*EXERCISE TASK*. Output the material beneath exactly, leaving nothing out.

*DATA FOR THE TASK*.
+++++
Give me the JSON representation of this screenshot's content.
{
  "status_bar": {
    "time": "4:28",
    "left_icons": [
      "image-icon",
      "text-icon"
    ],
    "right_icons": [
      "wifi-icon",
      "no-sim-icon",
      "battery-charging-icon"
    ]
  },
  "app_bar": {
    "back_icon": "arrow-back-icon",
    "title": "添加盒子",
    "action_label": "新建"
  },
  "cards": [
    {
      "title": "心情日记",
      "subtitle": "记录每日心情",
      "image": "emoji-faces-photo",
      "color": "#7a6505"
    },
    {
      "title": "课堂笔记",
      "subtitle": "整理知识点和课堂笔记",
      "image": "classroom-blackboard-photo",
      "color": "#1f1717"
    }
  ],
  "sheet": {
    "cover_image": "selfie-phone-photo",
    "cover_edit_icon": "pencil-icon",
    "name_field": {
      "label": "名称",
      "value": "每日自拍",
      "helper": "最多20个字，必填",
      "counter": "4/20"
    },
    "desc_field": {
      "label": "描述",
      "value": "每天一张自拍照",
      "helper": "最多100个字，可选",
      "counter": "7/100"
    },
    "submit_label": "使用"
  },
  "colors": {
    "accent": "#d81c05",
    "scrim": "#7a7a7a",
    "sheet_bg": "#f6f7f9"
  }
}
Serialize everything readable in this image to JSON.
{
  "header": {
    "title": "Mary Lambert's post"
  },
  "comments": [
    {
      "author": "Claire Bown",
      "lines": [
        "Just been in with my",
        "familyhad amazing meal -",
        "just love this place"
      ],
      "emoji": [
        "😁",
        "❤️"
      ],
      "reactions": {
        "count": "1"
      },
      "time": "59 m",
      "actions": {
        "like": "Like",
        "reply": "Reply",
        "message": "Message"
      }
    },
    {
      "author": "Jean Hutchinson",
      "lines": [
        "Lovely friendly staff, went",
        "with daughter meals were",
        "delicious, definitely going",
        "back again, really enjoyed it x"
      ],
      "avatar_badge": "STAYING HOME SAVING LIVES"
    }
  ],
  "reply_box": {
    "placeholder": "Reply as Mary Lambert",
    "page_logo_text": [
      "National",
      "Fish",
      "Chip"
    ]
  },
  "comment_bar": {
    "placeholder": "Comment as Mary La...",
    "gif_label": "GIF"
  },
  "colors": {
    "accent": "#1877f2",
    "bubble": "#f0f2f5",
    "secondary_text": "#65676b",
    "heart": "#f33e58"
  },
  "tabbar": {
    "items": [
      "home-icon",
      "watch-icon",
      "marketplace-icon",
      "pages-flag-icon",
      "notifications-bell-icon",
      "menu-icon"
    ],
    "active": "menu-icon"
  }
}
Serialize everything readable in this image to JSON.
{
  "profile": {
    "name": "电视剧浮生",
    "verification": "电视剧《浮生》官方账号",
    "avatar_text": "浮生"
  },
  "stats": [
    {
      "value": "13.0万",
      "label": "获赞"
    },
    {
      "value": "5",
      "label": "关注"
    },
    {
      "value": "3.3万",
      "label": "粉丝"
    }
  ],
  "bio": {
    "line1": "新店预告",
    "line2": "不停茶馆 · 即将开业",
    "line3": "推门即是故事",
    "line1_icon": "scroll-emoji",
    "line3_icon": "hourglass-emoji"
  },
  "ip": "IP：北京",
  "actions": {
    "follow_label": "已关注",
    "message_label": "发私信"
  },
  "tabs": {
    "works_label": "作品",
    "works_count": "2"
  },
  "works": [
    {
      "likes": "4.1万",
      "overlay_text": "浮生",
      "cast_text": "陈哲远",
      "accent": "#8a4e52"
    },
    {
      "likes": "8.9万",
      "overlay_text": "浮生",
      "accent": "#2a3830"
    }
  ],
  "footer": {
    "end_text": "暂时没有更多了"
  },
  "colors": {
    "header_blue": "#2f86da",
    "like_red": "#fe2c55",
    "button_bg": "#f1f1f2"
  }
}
+++++
*WRITTEN RESPONSE*.
Give me the JSON representation of this screenshot's content.
{
  "status_bar": {
    "time": "4:28",
    "left_icons": [
      "image-icon",
      "text-icon"
    ],
    "right_icons": [
      "wifi-icon",
      "no-sim-icon",
      "battery-charging-icon"
    ]
  },
  "app_bar": {
    "back_icon": "arrow-back-icon",
    "title": "添加盒子",
    "action_label": "新建"
  },
  "cards": [
    {
      "title": "心情日记",
      "subtitle": "记录每日心情",
      "image": "emoji-faces-photo",
      "color": "#7a6505"
    },
    {
      "title": "课堂笔记",
      "subtitle": "整理知识点和课堂笔记",
      "image": "classroom-blackboard-photo",
      "color": "#1f1717"
    }
  ],
  "sheet": {
    "cover_image": "selfie-phone-photo",
    "cover_edit_icon": "pencil-icon",
    "name_field": {
      "label": "名称",
      "value": "每日自拍",
      "helper": "最多20个字，必填",
      "counter": "4/20"
    },
    "desc_field": {
      "label": "描述",
      "value": "每天一张自拍照",
      "helper": "最多100个字，可选",
      "counter": "7/100"
    },
    "submit_label": "使用"
  },
  "colors": {
    "accent": "#d81c05",
    "scrim": "#7a7a7a",
    "sheet_bg": "#f6f7f9"
  }
}
Serialize everything readable in this image to JSON.
{
  "header": {
    "title": "Mary Lambert's post"
  },
  "comments": [
    {
      "author": "Claire Bown",
      "lines": [
        "Just been in with my",
        "familyhad amazing meal -",
        "just love this place"
      ],
      "emoji": [
        "😁",
        "❤️"
      ],
      "reactions": {
        "count": "1"
      },
      "time": "59 m",
      "actions": {
        "like": "Like",
        "reply": "Reply",
        "message": "Message"
      }
    },
    {
      "author": "Jean Hutchinson",
      "lines": [
        "Lovely friendly staff, went",
        "with daughter meals were",
        "delicious, definitely going",
        "back again, really enjoyed it x"
      ],
      "avatar_badge": "STAYING HOME SAVING LIVES"
    }
  ],
  "reply_box": {
    "placeholder": "Reply as Mary Lambert",
    "page_logo_text": [
      "National",
      "Fish",
      "Chip"
    ]
  },
  "comment_bar": {
    "placeholder": "Comment as Mary La...",
    "gif_label": "GIF"
  },
  "colors": {
    "accent": "#1877f2",
    "bubble": "#f0f2f5",
    "secondary_text": "#65676b",
    "heart": "#f33e58"
  },
  "tabbar": {
    "items": [
      "home-icon",
      "watch-icon",
      "marketplace-icon",
      "pages-flag-icon",
      "notifications-bell-icon",
      "menu-icon"
    ],
    "active": "menu-icon"
  }
}
Serialize everything readable in this image to JSON.
{
  "profile": {
    "name": "电视剧浮生",
    "verification": "电视剧《浮生》官方账号",
    "avatar_text": "浮生"
  },
  "stats": [
    {
      "value": "13.0万",
      "label": "获赞"
    },
    {
      "value": "5",
      "label": "关注"
    },
    {
      "value": "3.3万",
      "label": "粉丝"
    }
  ],
  "bio": {
    "line1": "新店预告",
    "line2": "不停茶馆 · 即将开业",
    "line3": "推门即是故事",
    "line1_icon": "scroll-emoji",
    "line3_icon": "hourglass-emoji"
  },
  "ip": "IP：北京",
  "actions": {
    "follow_label": "已关注",
    "message_label": "发私信"
  },
  "tabs": {
    "works_label": "作品",
    "works_count": "2"
  },
  "works": [
    {
      "likes": "4.1万",
      "overlay_text": "浮生",
      "cast_text": "陈哲远",
      "accent": "#8a4e52"
    },
    {
      "likes": "8.9万",
      "overlay_text": "浮生",
      "accent": "#2a3830"
    }
  ],
  "footer": {
    "end_text": "暂时没有更多了"
  },
  "colors": {
    "header_blue": "#2f86da",
    "like_red": "#fe2c55",
    "button_bg": "#f1f1f2"
  }
}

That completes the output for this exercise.